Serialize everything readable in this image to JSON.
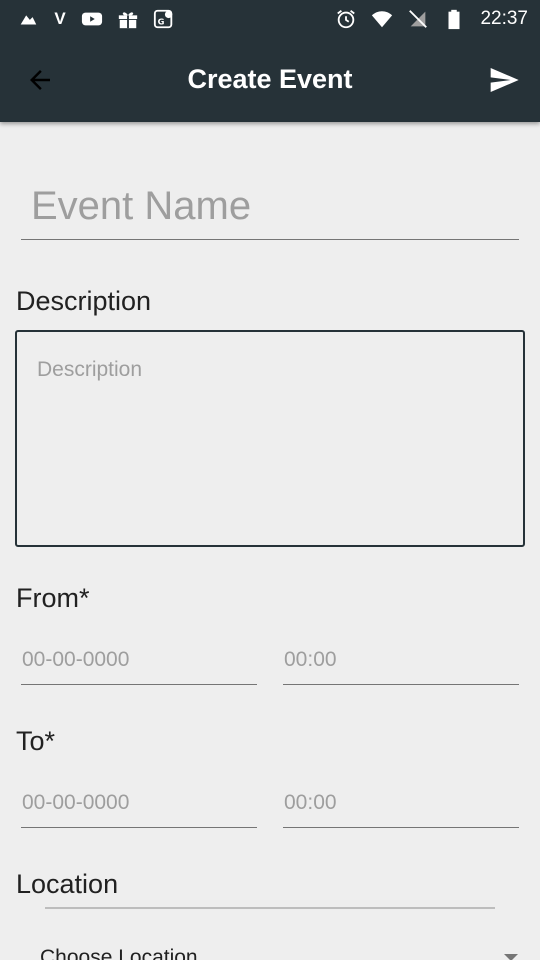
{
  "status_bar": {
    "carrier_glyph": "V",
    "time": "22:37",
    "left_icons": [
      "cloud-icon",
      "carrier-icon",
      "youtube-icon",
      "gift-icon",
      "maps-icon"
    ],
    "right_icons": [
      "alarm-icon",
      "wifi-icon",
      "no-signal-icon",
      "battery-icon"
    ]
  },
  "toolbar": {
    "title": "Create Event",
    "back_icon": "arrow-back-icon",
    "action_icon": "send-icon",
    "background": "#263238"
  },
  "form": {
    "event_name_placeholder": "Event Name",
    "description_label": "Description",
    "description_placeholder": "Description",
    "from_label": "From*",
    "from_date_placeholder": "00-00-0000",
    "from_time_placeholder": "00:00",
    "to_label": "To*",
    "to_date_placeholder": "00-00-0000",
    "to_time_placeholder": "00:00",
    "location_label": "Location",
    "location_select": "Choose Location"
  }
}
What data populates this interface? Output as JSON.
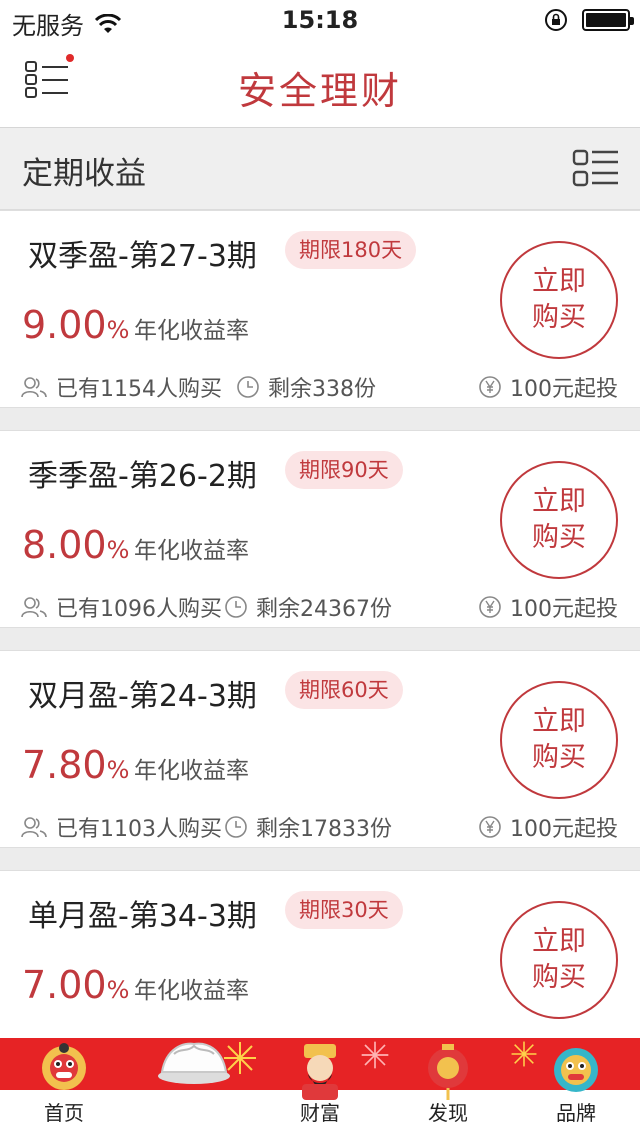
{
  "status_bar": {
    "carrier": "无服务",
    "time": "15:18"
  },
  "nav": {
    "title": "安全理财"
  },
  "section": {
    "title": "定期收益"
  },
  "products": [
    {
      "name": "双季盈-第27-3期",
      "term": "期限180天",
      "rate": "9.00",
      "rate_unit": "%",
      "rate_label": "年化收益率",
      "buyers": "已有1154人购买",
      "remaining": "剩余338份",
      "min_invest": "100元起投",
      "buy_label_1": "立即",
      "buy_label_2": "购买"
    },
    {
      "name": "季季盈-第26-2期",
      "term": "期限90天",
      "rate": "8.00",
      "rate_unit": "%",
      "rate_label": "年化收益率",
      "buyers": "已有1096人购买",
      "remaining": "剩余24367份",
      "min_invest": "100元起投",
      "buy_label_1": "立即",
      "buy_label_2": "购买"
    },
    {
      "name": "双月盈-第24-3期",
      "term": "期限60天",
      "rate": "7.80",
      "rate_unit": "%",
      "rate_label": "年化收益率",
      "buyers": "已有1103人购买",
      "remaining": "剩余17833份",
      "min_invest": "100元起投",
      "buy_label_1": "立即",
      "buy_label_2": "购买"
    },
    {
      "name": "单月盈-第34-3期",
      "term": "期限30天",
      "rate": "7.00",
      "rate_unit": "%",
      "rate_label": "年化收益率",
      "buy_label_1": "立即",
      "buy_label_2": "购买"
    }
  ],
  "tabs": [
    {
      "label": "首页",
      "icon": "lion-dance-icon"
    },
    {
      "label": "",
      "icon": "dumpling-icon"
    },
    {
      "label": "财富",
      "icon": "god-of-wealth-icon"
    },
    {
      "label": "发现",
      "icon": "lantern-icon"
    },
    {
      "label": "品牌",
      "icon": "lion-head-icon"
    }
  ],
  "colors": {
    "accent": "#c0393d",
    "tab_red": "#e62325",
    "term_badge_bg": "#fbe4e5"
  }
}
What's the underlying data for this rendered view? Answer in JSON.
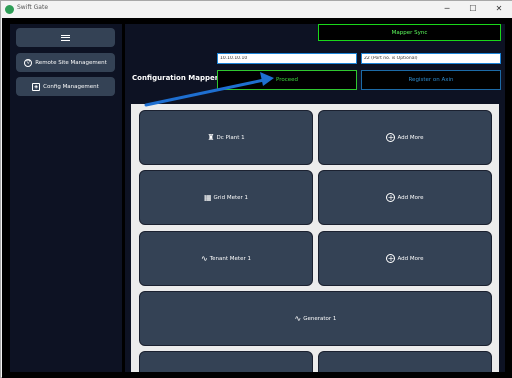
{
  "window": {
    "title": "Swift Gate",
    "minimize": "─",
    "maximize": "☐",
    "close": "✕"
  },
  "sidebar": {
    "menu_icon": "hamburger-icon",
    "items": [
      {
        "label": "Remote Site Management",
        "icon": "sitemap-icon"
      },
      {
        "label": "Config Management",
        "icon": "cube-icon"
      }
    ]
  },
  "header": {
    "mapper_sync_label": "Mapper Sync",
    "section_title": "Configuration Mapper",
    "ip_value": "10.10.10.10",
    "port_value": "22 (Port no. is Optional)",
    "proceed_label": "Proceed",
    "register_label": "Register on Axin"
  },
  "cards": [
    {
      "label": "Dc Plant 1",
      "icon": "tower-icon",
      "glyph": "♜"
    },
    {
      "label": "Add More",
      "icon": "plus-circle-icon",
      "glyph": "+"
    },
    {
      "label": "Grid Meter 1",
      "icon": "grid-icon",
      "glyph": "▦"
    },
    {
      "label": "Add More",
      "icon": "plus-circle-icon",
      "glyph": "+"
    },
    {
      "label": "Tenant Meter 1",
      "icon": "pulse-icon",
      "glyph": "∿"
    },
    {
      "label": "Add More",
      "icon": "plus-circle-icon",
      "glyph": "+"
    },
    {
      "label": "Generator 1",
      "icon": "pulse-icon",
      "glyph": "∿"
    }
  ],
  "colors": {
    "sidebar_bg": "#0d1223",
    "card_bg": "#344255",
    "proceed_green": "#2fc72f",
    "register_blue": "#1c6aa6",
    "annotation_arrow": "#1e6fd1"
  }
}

---------------

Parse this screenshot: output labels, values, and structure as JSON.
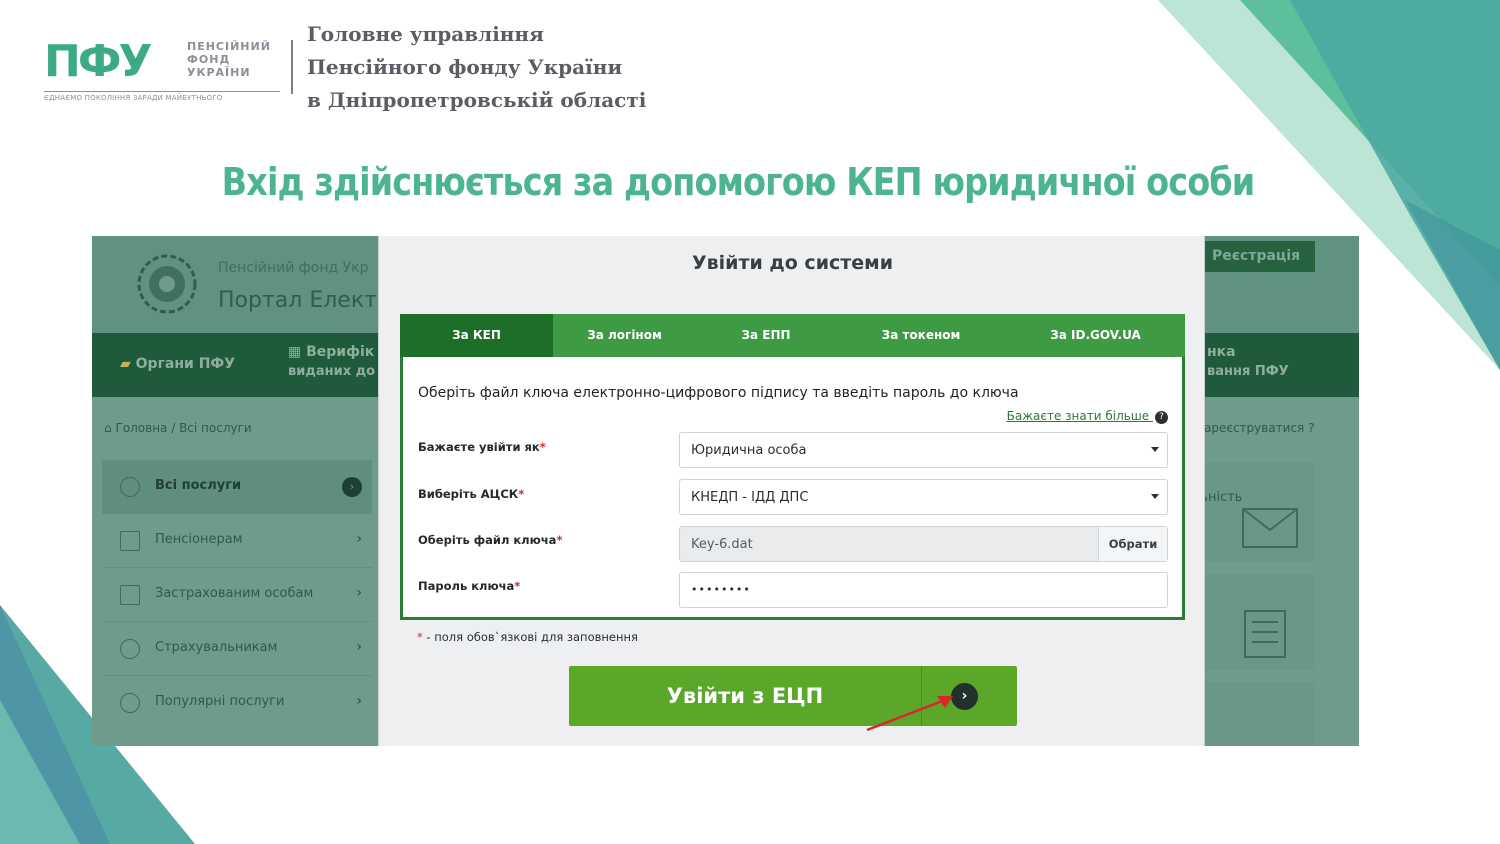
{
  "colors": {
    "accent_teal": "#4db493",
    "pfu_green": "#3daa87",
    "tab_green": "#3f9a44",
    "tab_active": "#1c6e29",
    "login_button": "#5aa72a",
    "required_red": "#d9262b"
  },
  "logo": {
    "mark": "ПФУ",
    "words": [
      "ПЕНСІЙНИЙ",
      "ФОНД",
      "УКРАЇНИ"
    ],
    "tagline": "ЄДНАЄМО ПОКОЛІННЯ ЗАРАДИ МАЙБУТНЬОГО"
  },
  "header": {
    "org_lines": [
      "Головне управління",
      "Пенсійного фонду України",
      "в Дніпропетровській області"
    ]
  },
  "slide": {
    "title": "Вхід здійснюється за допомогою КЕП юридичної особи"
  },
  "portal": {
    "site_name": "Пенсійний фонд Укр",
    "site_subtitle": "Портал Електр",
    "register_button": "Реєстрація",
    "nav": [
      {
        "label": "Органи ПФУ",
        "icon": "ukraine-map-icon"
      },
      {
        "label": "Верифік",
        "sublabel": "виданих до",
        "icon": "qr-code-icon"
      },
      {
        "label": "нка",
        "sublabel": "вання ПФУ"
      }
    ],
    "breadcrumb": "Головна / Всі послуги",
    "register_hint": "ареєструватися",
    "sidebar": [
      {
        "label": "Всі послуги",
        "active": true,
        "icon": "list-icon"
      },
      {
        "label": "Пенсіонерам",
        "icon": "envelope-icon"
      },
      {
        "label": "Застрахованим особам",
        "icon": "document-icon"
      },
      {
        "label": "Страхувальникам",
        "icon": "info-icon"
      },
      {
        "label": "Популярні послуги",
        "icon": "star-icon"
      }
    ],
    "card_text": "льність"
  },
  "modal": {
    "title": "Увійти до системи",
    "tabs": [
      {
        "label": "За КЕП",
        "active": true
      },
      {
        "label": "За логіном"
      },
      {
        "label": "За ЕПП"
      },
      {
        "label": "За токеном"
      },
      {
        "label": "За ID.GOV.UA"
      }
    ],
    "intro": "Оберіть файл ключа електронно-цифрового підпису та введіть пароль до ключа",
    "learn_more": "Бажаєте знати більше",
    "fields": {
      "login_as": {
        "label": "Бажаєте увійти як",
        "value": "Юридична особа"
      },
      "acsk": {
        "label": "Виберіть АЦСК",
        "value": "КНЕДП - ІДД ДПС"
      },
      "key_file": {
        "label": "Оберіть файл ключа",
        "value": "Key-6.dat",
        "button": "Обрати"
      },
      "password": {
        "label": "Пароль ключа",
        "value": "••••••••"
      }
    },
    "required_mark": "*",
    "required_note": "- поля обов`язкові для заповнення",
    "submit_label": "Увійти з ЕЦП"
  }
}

---------------

» **Written request**: Where a line above holds the string "файл", show that line.

» **Exercise response**:
    "intro": "Оберіть файл ключа електронно-цифрового підпису та введіть пароль до ключа",
        "label": "Оберіть файл ключа",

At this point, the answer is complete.